[Instructions for the task]
Tally up the lines carrying the string "لتشكيل" and respond with only the resulting number.

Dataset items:
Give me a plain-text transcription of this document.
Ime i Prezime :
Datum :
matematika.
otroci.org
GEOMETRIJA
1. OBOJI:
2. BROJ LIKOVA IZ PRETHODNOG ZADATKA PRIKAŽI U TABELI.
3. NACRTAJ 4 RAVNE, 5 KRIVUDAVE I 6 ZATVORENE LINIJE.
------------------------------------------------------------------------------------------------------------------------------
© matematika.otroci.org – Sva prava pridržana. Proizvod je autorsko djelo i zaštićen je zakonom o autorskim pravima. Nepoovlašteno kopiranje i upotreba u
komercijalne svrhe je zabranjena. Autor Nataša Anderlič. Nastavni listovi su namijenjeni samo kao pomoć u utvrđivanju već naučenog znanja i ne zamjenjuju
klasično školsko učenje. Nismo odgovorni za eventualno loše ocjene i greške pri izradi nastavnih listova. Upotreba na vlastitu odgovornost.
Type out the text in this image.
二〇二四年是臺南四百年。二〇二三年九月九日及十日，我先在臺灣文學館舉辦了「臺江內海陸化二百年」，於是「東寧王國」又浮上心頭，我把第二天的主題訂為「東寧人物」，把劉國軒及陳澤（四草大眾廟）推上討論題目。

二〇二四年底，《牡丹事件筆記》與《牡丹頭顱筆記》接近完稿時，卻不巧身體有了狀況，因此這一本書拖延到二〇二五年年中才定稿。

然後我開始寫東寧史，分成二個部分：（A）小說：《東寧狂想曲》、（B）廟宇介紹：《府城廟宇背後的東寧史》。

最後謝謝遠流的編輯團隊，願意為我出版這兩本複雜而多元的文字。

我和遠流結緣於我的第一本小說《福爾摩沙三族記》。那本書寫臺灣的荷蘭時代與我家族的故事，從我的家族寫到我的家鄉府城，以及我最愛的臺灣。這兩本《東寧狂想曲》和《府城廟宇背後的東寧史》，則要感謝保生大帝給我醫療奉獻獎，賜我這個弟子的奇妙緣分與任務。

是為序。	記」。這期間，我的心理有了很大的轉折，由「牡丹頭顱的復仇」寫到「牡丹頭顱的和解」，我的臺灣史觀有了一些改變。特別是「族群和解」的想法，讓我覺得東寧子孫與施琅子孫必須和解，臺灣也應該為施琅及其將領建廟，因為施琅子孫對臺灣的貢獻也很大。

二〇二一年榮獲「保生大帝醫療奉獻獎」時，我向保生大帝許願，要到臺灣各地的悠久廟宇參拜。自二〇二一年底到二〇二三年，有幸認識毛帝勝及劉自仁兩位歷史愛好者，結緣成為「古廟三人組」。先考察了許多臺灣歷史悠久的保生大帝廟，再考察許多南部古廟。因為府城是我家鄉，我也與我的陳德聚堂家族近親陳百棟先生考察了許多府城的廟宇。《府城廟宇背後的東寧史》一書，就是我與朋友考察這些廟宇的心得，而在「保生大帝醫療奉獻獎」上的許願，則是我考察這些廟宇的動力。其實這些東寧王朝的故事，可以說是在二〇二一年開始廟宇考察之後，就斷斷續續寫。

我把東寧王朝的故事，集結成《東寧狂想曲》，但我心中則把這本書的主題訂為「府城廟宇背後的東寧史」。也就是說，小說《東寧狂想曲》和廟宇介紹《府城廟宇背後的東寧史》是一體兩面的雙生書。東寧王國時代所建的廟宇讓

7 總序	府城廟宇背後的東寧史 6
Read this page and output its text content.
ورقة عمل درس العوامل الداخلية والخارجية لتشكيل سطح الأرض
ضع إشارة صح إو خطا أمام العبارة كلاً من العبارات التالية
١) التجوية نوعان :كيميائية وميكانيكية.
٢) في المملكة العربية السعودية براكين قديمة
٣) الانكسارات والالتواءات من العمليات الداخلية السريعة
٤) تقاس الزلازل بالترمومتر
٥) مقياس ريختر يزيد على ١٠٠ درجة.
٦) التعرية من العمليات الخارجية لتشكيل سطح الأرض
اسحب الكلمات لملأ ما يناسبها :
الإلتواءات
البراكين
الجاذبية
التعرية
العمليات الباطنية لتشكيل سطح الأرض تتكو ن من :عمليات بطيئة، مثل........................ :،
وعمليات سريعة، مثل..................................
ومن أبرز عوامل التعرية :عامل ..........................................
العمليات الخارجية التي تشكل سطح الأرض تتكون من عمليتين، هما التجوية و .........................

[Expected output]
3